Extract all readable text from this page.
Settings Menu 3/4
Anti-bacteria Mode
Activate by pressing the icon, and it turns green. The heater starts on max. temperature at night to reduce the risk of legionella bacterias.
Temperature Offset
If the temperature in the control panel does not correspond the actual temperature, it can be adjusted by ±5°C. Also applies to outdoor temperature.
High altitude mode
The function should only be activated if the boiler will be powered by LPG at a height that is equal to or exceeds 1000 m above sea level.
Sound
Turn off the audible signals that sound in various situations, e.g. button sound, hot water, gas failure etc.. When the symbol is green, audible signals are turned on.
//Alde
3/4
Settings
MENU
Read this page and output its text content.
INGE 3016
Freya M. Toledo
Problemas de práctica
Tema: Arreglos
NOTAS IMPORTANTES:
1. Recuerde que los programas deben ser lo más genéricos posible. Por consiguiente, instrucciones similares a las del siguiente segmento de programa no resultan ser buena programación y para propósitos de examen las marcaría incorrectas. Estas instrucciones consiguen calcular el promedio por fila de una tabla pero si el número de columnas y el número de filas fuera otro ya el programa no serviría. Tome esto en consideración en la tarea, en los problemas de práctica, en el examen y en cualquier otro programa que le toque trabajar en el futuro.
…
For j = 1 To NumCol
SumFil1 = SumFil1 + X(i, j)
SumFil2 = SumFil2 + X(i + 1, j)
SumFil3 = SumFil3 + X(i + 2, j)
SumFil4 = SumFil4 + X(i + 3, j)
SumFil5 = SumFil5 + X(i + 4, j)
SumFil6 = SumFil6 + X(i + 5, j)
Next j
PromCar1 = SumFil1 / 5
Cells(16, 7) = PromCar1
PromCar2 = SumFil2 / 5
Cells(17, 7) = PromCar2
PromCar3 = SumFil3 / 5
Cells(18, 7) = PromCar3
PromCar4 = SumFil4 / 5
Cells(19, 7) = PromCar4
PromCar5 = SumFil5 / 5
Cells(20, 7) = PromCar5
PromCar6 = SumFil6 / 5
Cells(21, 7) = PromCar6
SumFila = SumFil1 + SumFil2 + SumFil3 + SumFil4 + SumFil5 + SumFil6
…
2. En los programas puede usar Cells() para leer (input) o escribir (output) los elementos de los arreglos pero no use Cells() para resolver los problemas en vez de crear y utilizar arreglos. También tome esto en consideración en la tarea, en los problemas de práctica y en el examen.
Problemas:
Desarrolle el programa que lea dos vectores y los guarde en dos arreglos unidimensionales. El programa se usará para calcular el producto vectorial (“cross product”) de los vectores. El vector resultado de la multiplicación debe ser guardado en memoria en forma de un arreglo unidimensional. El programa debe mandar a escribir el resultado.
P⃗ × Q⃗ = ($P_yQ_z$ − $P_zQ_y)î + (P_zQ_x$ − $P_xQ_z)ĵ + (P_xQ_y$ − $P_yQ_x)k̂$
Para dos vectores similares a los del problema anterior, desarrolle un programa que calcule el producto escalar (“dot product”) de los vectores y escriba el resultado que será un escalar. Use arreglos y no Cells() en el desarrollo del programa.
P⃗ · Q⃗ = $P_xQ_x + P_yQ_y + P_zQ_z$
◆ ◆ ◆ ◆ ◆ ◆ ◆
ABOUT THIS EXERCISE:
Count every line in the records that holds "resultado" and give that count by itself.

RESPONSE AREA:
2